# Task goal
Format the lines from the line with "Annotate this image: element" to the line with "71, 933, 86]" as a two-column CSV with the headers instruction and response. Each row should pair one line that sets a task with the lines that answer it, with each of the two in a single quoted field and line breaks replaced by spaces.

# Records for the exercise
(begin)

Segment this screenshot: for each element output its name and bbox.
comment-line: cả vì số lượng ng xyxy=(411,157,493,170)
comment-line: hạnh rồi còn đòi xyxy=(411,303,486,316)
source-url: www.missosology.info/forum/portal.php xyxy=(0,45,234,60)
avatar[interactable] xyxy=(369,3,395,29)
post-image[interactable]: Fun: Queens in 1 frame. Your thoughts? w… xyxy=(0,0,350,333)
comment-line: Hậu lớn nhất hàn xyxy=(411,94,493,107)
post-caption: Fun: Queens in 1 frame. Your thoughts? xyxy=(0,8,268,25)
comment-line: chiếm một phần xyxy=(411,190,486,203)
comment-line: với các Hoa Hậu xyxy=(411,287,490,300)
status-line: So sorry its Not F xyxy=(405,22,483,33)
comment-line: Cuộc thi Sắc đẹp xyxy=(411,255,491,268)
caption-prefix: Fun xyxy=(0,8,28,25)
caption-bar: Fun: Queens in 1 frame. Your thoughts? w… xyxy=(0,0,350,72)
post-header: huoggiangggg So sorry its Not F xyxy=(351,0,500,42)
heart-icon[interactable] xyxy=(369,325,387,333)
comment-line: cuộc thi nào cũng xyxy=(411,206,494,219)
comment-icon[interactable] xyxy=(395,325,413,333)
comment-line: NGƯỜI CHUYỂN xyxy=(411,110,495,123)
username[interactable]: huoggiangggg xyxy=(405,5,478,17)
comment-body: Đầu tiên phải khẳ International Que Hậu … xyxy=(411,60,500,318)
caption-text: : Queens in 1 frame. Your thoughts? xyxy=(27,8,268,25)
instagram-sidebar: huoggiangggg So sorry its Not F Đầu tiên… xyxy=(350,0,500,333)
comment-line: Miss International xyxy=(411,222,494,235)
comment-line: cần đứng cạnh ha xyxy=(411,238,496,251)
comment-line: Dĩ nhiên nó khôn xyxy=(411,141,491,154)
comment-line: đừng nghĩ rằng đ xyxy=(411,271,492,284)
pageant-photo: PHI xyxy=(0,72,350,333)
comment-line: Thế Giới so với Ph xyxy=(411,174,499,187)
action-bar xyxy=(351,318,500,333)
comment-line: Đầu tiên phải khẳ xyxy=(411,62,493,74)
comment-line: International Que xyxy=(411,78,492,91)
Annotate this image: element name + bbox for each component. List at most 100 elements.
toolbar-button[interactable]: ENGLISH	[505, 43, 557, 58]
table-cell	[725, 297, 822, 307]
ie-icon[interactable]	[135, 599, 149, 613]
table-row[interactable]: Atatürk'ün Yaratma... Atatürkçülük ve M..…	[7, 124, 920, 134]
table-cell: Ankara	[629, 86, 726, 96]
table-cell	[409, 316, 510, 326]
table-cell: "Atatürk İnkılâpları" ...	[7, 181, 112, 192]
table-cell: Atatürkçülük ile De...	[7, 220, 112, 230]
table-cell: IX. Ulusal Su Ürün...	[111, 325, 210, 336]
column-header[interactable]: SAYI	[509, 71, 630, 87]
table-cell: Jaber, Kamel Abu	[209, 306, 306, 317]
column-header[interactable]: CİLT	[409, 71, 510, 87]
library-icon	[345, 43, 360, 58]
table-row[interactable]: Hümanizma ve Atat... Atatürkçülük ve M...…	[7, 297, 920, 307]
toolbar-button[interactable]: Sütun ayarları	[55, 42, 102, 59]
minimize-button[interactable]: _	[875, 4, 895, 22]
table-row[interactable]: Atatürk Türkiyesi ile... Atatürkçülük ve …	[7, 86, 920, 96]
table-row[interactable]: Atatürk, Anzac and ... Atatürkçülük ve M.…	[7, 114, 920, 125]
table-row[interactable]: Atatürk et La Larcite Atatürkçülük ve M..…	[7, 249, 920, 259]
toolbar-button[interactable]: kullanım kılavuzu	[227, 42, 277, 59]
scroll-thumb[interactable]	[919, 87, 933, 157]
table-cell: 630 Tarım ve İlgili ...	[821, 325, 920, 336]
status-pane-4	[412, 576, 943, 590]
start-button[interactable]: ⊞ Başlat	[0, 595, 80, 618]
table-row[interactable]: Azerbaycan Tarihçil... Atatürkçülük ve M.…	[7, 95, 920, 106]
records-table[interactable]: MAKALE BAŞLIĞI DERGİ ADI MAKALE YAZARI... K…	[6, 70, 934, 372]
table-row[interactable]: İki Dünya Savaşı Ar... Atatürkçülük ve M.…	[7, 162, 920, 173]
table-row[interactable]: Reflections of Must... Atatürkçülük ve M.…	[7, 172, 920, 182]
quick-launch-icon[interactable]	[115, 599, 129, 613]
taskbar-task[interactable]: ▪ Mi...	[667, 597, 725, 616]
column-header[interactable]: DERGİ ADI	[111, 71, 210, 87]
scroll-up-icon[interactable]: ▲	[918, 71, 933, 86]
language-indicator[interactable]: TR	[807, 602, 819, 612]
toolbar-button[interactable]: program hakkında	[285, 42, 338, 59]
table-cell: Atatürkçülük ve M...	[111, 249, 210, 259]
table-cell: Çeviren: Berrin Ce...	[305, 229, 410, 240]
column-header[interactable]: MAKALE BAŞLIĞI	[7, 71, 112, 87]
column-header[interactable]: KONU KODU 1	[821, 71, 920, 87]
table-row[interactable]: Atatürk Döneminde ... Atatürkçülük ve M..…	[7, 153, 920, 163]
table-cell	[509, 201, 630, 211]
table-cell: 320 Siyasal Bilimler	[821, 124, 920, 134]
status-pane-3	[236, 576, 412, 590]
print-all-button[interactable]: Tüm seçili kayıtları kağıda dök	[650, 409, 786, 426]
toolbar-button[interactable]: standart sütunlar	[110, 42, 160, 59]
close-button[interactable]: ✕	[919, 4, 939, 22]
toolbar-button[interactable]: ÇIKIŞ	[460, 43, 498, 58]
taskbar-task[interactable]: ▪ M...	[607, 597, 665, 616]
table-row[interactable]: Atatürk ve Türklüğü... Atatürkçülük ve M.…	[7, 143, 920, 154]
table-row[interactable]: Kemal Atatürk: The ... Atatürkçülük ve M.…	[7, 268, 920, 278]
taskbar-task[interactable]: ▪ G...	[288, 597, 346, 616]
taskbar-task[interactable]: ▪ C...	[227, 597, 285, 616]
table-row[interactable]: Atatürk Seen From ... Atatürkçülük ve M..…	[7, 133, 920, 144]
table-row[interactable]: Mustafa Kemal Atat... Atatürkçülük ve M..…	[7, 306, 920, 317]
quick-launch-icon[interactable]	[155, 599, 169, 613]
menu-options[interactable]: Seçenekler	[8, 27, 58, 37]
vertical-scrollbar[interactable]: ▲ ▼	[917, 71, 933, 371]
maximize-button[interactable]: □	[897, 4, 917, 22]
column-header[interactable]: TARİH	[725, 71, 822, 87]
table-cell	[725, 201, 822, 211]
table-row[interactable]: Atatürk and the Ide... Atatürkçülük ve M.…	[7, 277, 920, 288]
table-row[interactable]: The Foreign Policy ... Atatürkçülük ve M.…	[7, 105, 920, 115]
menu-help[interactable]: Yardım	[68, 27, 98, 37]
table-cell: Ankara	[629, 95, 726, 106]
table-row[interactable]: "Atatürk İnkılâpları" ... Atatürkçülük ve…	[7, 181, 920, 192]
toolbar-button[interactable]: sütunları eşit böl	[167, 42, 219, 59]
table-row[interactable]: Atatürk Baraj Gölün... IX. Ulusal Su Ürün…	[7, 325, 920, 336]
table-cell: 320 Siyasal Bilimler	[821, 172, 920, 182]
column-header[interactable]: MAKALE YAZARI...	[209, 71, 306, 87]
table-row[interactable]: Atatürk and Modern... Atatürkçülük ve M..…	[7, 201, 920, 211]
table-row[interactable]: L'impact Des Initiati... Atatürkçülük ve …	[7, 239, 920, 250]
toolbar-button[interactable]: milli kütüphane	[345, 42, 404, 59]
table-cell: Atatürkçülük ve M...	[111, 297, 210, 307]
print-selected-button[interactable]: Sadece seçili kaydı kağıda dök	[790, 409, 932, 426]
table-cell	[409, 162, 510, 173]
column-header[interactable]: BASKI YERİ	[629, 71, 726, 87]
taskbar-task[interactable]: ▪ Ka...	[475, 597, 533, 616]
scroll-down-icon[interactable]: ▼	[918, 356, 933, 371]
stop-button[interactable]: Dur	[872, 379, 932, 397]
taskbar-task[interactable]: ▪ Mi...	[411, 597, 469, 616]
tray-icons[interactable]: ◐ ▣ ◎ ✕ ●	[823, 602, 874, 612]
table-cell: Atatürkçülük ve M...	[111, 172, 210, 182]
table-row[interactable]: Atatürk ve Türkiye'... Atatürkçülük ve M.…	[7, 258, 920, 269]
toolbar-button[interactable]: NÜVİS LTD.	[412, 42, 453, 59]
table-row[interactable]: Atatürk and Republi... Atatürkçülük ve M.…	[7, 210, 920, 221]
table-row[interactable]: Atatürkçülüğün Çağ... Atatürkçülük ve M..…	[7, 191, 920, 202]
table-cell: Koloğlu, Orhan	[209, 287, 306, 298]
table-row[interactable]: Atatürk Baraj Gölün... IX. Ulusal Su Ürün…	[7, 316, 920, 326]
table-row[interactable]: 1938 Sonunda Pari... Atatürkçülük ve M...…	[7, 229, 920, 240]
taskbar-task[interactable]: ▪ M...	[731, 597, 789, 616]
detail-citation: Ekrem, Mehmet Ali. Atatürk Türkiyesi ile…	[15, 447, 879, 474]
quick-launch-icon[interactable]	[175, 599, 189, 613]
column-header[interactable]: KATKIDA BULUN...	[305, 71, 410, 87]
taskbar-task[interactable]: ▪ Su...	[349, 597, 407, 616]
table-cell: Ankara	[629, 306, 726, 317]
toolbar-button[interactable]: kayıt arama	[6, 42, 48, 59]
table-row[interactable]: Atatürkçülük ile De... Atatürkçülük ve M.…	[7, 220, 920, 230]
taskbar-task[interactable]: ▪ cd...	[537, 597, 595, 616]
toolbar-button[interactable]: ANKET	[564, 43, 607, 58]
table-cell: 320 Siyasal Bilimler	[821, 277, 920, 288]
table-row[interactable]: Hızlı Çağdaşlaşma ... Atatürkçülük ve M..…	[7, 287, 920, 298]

(end)
(begin)

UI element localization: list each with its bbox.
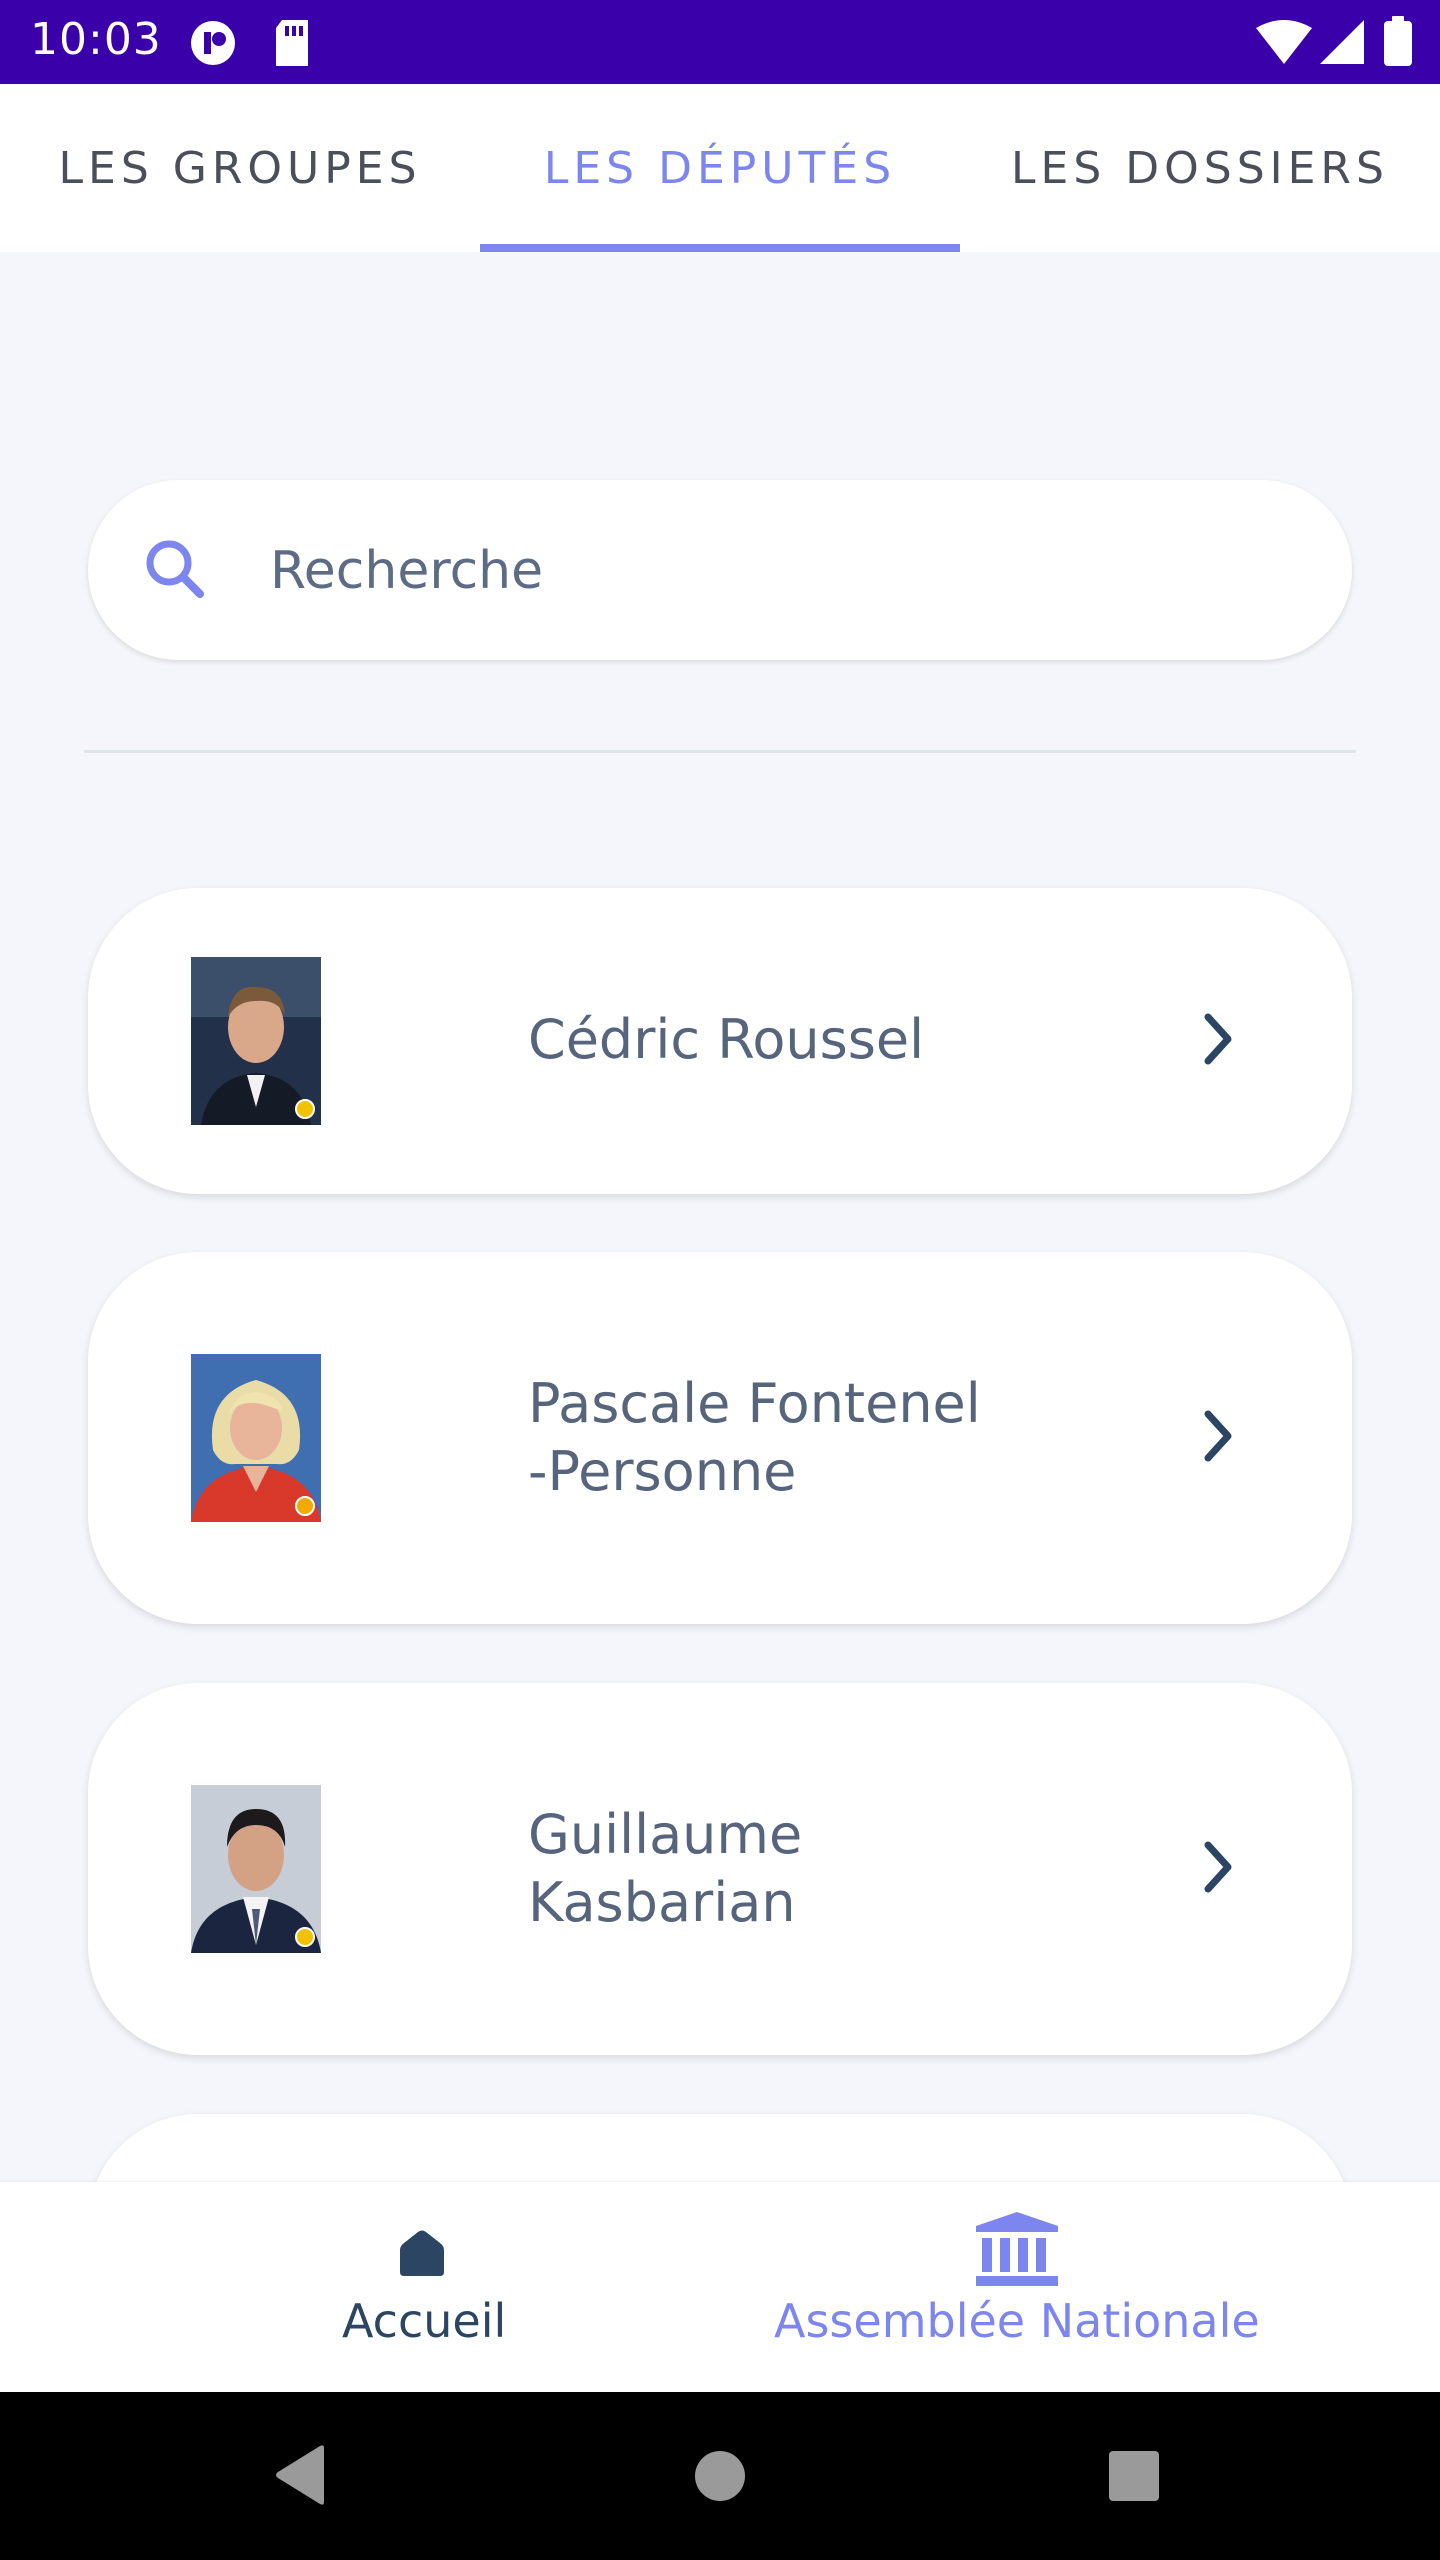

(end)

# Answer for the task
instruction,response
"Annotate this image: element name + bbox for each component. List at most 100 elements.","toolbar-button[interactable]: ENGLISH	[505, 43, 557, 58] table-cell	[725, 297, 822, 307] ie-icon[interactable]	[135, 599, 149, 613] table-row[interactable]: Atatürk'ün Yaratma... Atatürkçülük ve M..…	[7, 124, 920, 134] table-cell: Ankara	[629, 86, 726, 96] table-cell	[409, 316, 510, 326] table-cell: ""Atatürk İnkılâpları"" ...	[7, 181, 112, 192] table-cell: Atatürkçülük ile De...	[7, 220, 112, 230] table-cell: IX. Ulusal Su Ürün...	[111, 325, 210, 336] column-header[interactable]: SAYI	[509, 71, 630, 87] table-cell: Jaber, Kamel Abu	[209, 306, 306, 317] column-header[interactable]: CİLT	[409, 71, 510, 87] library-icon	[345, 43, 360, 58] table-row[interactable]: Hümanizma ve Atat... Atatürkçülük ve M...…	[7, 297, 920, 307] toolbar-button[interactable]: Sütun ayarları	[55, 42, 102, 59] minimize-button[interactable]: _	[875, 4, 895, 22] table-row[interactable]: Atatürk Türkiyesi ile... Atatürkçülük ve …	[7, 86, 920, 96] table-row[interactable]: Atatürk, Anzac and ... Atatürkçülük ve M.…	[7, 114, 920, 125] table-row[interactable]: Atatürk et La Larcite Atatürkçülük ve M..…	[7, 249, 920, 259] toolbar-button[interactable]: kullanım kılavuzu	[227, 42, 277, 59] scroll-thumb[interactable]	[919, 87, 933, 157] table-cell: 630 Tarım ve İlgili ...	[821, 325, 920, 336] status-pane-4	[412, 576, 943, 590] start-button[interactable]: ⊞ Başlat	[0, 595, 80, 618] table-row[interactable]: Azerbaycan Tarihçil... Atatürkçülük ve M.…	[7, 95, 920, 106] records-table[interactable]: MAKALE BAŞLIĞI DERGİ ADI MAKALE YAZARI... K…	[6, 70, 934, 372] table-row[interactable]: İki Dünya Savaşı Ar... Atatürkçülük ve M.…	[7, 162, 920, 173] table-row[interactable]: Reflections of Must... Atatürkçülük ve M.…	[7, 172, 920, 182] quick-launch-icon[interactable]	[115, 599, 129, 613] taskbar-task[interactable]: ▪ Mi...	[667, 597, 725, 616] column-header[interactable]: DERGİ ADI	[111, 71, 210, 87] scroll-up-icon[interactable]: ▲	[918, 71, 933, 86]"